Given instruction: Pull out every line from the listing that has the word "Complete".

Source records:
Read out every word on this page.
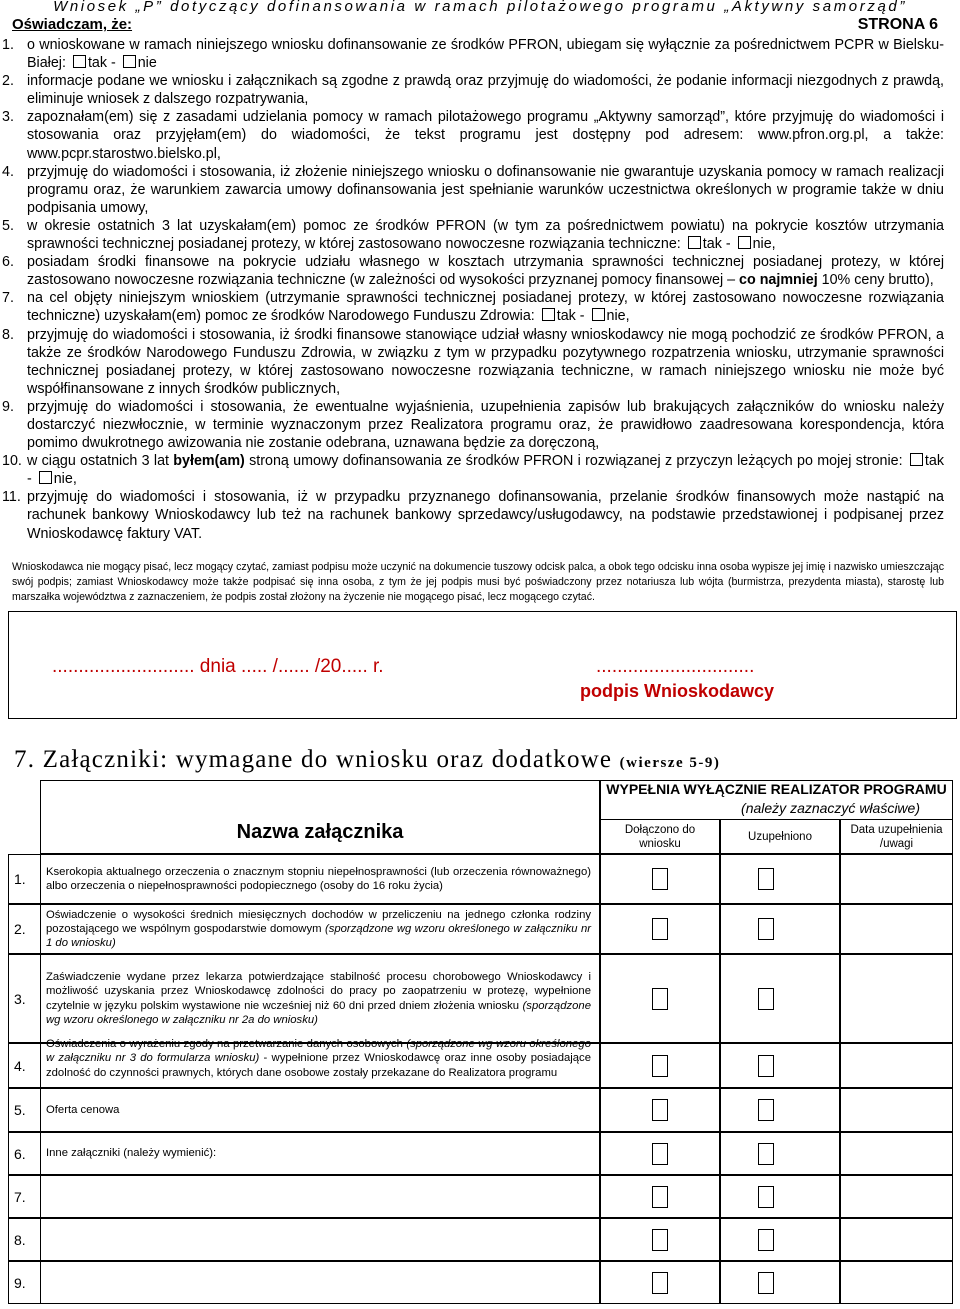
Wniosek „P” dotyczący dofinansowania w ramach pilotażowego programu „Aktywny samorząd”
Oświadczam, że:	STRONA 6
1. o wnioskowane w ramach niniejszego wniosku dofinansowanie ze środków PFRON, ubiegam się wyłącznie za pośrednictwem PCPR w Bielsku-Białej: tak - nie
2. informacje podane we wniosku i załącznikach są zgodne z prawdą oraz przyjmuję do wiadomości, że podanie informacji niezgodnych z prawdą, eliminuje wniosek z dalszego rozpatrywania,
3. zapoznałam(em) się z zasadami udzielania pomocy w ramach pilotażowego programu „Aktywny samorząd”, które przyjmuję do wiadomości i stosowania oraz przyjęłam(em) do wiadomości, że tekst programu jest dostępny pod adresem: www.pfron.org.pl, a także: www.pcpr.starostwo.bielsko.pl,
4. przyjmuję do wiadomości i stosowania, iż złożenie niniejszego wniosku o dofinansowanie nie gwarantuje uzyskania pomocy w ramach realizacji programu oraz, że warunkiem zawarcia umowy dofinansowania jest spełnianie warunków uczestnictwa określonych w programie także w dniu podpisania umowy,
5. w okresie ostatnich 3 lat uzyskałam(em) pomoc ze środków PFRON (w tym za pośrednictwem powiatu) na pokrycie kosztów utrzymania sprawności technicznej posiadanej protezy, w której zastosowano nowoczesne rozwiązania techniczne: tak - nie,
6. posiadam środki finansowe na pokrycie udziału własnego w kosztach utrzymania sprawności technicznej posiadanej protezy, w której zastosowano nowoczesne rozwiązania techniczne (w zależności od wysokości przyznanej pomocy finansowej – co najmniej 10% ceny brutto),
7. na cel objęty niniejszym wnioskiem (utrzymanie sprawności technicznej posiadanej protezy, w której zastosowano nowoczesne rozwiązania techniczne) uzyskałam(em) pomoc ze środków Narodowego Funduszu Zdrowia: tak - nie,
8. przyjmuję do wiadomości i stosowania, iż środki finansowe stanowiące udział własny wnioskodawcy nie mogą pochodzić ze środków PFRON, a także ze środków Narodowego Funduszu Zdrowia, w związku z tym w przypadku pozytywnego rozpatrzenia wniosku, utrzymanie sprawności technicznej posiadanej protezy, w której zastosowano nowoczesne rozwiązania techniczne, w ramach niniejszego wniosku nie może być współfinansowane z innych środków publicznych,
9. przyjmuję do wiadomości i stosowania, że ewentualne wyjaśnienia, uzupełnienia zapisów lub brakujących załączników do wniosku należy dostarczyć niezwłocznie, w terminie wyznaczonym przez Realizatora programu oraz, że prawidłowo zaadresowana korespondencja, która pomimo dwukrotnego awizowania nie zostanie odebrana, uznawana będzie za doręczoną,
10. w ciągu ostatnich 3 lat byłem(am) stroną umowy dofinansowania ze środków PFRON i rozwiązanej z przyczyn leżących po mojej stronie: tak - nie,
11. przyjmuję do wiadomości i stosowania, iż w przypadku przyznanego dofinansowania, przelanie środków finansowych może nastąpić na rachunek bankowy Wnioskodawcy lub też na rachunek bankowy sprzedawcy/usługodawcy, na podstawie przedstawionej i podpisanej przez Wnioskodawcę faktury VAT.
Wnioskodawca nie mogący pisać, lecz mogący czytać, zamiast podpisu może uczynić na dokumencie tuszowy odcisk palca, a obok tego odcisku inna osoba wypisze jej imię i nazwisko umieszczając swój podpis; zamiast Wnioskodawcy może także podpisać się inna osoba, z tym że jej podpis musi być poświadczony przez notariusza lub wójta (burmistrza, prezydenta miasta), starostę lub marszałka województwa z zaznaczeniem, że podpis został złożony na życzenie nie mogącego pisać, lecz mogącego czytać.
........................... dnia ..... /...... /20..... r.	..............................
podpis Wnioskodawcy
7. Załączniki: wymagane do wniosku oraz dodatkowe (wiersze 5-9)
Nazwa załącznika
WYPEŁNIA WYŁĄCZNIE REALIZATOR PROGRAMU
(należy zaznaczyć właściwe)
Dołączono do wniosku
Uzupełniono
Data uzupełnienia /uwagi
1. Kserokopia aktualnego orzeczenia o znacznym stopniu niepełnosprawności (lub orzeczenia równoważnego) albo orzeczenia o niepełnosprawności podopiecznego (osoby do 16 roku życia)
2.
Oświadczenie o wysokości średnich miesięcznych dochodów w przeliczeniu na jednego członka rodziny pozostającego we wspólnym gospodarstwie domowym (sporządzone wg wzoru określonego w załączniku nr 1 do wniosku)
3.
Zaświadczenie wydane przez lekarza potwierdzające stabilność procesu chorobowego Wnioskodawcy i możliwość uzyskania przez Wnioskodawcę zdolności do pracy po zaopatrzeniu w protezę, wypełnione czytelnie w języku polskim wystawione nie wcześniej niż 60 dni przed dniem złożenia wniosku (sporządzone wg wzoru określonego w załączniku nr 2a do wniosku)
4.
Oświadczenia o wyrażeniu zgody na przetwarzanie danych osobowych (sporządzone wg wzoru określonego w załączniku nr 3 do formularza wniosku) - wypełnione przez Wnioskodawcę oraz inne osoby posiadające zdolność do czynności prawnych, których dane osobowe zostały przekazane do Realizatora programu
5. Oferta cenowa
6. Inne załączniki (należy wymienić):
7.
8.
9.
--
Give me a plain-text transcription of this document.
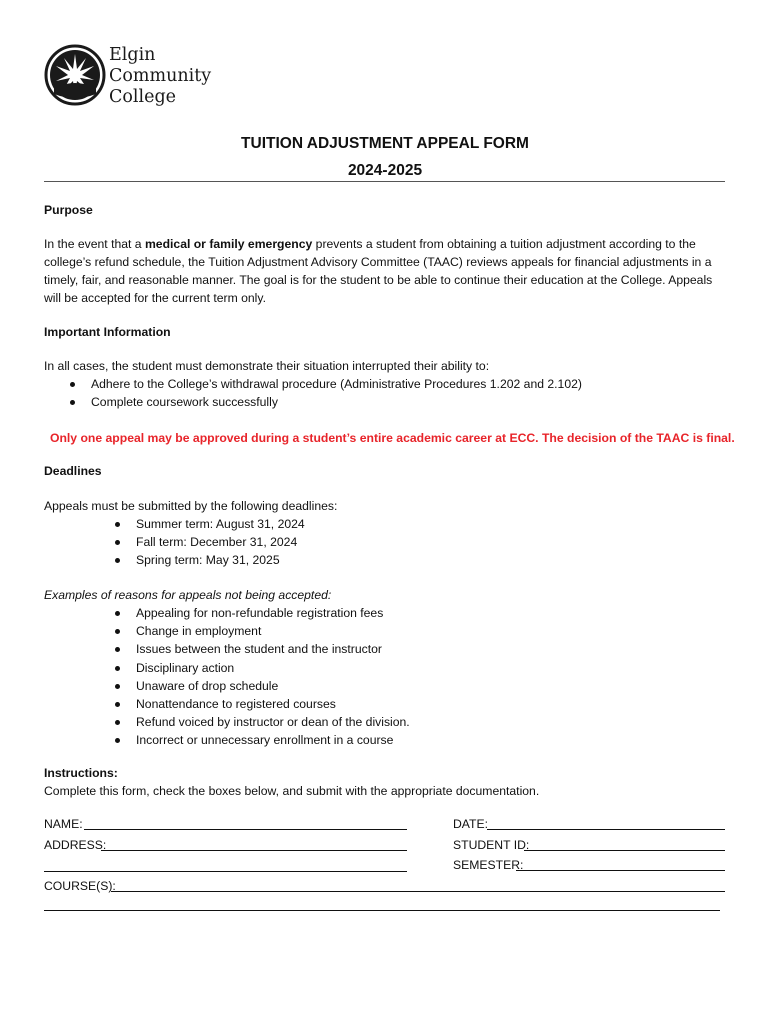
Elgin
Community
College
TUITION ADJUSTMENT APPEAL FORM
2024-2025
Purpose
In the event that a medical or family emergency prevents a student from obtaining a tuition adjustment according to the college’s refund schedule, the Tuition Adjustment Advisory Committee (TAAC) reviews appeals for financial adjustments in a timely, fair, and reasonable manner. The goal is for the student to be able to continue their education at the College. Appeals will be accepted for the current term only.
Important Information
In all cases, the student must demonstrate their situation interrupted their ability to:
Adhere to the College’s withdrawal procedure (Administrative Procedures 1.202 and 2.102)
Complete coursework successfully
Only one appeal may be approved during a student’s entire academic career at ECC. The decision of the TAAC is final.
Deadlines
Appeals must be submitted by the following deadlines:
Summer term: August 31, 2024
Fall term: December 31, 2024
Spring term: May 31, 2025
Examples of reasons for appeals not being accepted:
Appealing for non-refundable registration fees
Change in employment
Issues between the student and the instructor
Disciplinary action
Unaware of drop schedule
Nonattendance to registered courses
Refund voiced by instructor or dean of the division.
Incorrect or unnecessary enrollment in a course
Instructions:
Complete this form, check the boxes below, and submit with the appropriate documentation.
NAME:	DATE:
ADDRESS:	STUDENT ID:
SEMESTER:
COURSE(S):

Exercise result:
Complete coursework successfully
Complete this form, check the boxes below, and submit with the appropriate documentation.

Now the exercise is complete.